Entries from a dataset
----------------------------------------
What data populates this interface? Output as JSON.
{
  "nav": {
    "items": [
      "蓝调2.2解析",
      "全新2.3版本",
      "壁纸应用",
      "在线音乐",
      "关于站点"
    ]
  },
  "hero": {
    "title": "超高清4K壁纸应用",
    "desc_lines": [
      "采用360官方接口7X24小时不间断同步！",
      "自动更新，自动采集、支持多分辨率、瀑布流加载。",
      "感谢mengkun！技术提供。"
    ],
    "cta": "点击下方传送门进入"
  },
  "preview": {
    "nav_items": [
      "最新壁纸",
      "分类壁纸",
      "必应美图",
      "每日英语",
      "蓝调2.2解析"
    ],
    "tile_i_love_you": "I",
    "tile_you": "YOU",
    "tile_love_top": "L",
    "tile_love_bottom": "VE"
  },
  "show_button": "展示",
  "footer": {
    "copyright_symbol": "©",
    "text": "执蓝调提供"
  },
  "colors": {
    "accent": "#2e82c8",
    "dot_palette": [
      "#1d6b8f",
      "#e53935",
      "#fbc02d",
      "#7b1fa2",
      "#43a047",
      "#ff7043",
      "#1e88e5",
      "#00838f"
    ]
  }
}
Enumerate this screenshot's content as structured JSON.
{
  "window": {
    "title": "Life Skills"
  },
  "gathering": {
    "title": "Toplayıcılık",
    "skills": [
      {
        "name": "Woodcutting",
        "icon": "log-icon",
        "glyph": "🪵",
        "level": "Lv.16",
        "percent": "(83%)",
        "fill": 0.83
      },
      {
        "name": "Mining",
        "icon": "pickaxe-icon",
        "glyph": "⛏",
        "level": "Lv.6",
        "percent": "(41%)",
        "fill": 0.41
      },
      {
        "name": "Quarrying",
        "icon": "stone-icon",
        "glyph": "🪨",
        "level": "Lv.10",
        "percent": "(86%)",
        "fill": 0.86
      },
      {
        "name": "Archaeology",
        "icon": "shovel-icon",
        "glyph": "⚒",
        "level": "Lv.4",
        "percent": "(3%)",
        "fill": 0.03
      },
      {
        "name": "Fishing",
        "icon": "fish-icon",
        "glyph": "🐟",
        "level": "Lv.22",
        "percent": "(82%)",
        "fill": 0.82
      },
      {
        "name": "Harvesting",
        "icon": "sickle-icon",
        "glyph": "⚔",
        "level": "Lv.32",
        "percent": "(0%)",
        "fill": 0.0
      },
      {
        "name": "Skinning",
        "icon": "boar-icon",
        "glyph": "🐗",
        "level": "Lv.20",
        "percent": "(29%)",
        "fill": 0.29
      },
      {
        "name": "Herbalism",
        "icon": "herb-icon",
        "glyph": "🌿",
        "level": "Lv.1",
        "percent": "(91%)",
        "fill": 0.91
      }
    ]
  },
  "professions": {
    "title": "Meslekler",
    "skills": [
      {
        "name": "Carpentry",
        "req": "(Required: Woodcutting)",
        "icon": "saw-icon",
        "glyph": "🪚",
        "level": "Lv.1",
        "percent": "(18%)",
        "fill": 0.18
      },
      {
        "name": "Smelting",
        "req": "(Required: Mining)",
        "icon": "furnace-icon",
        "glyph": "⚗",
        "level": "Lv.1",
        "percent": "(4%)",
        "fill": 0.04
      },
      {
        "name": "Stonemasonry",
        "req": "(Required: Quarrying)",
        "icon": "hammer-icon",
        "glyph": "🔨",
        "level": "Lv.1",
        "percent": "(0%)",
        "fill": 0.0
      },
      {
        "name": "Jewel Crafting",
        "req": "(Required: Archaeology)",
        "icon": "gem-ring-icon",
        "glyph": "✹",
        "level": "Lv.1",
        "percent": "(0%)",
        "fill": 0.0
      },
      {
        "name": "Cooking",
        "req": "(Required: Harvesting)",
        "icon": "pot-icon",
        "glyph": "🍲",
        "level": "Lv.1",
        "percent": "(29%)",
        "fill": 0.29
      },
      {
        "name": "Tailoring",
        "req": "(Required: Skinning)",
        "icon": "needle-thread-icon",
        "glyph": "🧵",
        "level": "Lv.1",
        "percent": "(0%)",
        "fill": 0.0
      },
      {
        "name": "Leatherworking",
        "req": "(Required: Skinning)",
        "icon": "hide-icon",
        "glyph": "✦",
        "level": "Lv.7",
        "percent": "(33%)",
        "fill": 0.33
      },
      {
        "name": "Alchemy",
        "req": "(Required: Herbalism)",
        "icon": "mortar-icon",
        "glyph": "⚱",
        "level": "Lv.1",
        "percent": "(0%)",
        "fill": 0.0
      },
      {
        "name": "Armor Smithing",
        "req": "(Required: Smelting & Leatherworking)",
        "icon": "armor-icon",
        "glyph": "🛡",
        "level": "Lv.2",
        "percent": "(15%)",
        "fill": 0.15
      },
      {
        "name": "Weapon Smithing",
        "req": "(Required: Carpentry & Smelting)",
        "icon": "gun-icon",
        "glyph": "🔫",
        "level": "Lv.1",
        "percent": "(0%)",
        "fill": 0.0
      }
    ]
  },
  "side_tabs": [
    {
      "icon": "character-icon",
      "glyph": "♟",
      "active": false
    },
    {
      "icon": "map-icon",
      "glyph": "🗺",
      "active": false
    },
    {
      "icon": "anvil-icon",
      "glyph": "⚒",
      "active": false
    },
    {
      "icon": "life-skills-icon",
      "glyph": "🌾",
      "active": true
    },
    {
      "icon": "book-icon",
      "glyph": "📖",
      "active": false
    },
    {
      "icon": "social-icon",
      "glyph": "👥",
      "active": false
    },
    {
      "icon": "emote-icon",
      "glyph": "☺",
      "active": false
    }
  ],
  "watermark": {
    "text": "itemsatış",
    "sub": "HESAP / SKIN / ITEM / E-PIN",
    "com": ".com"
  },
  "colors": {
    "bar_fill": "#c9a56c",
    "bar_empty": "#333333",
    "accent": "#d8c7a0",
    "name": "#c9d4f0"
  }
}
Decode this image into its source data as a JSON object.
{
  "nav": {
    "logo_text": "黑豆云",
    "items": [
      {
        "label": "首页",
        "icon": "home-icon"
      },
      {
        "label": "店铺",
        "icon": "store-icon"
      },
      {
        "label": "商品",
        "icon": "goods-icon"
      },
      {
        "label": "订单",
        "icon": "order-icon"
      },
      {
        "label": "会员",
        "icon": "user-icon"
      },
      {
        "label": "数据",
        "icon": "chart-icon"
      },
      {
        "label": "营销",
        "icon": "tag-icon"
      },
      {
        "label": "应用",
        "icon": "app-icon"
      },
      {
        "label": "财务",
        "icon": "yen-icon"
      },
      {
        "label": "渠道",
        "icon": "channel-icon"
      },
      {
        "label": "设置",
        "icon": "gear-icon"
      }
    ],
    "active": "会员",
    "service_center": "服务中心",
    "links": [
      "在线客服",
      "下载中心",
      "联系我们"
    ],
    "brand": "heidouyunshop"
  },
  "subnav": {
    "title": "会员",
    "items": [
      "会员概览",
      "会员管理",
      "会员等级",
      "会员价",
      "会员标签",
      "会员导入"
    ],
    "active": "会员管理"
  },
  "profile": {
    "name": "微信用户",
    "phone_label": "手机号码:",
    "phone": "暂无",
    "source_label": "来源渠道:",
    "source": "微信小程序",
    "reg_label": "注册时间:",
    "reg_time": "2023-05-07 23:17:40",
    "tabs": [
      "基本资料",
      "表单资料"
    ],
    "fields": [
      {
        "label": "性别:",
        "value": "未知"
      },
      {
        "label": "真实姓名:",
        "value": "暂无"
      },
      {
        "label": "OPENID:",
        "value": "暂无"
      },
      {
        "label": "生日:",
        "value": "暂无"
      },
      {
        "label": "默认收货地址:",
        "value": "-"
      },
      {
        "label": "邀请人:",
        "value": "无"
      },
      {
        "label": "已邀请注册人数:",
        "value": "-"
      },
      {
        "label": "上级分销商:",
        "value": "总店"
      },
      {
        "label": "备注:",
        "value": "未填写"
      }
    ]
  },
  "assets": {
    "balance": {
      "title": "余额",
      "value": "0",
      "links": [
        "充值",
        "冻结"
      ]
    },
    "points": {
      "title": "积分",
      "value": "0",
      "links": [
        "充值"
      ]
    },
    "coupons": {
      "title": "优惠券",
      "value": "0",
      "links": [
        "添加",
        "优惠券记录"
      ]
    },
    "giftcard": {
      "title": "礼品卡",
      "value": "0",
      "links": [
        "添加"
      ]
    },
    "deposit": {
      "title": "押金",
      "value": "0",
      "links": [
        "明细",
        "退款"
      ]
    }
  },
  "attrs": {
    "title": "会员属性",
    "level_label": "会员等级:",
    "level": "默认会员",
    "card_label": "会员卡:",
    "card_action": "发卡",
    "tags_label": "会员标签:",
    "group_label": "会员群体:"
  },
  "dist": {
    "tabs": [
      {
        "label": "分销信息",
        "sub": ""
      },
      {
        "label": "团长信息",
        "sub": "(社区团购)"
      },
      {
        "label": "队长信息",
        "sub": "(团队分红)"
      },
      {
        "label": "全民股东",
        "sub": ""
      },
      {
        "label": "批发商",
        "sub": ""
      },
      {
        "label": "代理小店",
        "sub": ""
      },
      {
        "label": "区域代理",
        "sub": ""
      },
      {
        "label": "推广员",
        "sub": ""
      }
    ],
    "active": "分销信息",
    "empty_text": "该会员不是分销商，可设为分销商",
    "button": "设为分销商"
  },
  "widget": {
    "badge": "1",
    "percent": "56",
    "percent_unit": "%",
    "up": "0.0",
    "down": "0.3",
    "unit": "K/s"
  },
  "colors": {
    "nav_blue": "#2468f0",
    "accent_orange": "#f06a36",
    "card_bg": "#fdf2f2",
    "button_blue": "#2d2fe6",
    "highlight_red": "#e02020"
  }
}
----------------------------------------
## WHAT TO PRODUCE
Gather each line holding the string "JSON".

## THE REPLY
What data populates this interface? Output as JSON.
Enumerate this screenshot's content as structured JSON.
Decode this image into its source data as a JSON object.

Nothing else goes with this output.